_Problem statement_:
Copy each line of the records that holds the string "President".

== Recorded data ==

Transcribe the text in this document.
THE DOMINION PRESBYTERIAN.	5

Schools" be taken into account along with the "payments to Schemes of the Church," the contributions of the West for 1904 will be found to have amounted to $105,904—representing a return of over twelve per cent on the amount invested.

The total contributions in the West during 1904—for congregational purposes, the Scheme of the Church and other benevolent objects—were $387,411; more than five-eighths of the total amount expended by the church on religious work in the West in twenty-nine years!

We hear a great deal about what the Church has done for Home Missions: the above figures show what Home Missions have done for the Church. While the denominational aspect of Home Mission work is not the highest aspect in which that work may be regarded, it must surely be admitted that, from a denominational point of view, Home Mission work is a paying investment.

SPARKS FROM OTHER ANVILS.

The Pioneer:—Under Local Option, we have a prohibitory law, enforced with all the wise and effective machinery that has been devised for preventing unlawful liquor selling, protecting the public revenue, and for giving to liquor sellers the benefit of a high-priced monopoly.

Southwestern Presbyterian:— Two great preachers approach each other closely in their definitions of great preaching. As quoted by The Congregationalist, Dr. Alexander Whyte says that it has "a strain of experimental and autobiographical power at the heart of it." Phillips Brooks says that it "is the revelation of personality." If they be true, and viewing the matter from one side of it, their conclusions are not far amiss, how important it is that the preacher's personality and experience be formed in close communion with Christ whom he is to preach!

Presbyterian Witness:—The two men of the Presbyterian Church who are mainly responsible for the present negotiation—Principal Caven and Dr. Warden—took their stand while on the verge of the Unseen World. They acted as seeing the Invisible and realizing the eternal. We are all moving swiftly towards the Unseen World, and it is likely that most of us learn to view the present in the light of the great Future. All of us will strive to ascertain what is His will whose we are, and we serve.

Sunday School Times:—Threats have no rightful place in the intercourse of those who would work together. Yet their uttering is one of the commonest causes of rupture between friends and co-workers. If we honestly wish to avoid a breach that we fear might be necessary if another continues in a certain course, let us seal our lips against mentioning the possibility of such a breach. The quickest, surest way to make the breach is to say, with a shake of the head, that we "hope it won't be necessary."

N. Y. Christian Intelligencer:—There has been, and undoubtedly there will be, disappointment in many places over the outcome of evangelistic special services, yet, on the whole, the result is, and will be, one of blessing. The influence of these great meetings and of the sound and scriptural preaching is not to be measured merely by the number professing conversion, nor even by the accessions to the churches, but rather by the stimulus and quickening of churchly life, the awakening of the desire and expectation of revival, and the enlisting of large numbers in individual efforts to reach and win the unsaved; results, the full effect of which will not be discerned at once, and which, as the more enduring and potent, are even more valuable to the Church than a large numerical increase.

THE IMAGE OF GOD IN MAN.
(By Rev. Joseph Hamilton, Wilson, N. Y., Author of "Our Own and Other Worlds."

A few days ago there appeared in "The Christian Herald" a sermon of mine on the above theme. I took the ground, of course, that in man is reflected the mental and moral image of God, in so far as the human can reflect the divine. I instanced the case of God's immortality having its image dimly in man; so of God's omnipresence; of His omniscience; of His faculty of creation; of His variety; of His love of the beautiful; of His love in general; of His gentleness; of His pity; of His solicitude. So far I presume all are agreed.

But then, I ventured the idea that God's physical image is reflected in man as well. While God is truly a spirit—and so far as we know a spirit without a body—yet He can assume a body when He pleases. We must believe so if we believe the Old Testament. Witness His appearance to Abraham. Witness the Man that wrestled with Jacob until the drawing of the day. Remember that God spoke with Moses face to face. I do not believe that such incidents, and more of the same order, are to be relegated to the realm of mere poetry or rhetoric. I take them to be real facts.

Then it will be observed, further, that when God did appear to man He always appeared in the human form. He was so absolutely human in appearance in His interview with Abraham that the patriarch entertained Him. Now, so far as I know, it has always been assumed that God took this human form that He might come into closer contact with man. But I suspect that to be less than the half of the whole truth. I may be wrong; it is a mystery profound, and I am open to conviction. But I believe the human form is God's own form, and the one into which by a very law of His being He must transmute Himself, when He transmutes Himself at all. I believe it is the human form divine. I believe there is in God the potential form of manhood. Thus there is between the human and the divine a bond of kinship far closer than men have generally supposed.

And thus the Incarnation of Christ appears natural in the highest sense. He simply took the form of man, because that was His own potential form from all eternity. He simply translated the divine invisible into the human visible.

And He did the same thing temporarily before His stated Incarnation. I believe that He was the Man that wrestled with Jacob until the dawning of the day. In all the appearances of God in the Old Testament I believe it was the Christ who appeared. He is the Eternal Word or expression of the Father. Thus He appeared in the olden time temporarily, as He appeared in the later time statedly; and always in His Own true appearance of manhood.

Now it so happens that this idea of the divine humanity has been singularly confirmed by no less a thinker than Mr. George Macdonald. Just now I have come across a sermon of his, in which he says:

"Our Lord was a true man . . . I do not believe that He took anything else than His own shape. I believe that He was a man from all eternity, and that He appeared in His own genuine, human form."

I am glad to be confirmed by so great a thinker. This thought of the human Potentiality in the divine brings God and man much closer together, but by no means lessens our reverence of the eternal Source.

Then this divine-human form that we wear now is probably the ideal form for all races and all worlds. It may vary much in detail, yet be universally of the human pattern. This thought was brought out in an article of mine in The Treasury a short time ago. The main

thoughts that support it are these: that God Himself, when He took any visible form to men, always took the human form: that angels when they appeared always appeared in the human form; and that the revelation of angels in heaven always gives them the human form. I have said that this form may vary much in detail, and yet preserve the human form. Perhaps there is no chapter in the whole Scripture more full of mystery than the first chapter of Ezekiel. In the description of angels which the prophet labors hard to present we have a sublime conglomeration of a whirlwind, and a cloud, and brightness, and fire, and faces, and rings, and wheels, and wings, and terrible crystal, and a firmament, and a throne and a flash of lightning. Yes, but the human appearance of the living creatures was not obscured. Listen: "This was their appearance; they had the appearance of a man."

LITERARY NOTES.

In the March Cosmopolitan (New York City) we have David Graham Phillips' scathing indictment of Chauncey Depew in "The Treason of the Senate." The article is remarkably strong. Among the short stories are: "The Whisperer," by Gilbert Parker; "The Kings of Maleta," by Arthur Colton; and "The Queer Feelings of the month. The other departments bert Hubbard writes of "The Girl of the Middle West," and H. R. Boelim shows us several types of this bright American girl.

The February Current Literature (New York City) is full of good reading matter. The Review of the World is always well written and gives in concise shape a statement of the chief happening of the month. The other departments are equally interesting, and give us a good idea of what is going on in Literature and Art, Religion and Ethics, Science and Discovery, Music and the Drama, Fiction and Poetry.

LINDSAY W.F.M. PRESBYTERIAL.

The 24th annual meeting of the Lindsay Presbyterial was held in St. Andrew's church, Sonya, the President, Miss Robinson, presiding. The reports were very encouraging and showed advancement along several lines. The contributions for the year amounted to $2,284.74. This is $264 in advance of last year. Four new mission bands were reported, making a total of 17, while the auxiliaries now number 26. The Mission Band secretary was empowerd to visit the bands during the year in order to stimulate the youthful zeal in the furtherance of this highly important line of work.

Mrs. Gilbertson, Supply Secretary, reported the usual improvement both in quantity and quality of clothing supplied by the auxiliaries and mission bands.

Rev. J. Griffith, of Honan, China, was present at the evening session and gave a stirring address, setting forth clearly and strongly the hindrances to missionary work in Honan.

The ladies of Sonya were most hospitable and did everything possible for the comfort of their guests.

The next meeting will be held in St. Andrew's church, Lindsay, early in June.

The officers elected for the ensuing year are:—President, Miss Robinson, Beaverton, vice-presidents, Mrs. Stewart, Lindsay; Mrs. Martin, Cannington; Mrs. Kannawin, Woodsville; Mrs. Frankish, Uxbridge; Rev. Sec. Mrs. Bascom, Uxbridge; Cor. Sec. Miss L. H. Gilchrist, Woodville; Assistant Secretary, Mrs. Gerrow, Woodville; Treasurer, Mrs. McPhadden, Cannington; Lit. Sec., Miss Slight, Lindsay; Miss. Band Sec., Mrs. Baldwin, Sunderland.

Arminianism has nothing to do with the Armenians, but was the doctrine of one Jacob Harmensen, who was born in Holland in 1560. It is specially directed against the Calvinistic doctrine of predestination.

===

_Exercise solution_:
The 24th annual meeting of the Lindsay Presbyterial was held in St. Andrew's church, Sonya, the President, Miss Robinson, presiding. The reports were very encouraging and showed advancement along several lines. The contributions for the year amounted to $2,284.74. This is $264 in advance of last year. Four new mission bands were reported, making a total of 17, while the auxiliaries now number 26. The Mission Band secretary was empowerd to visit the bands during the year in order to stimulate the youthful zeal in the furtherance of this highly important line of work.
The officers elected for the ensuing year are:—President, Miss Robinson, Beaverton, vice-presidents, Mrs. Stewart, Lindsay; Mrs. Martin, Cannington; Mrs. Kannawin, Woodsville; Mrs. Frankish, Uxbridge; Rev. Sec. Mrs. Bascom, Uxbridge; Cor. Sec. Miss L. H. Gilchrist, Woodville; Assistant Secretary, Mrs. Gerrow, Woodville; Treasurer, Mrs. McPhadden, Cannington; Lit. Sec., Miss Slight, Lindsay; Miss. Band Sec., Mrs. Baldwin, Sunderland.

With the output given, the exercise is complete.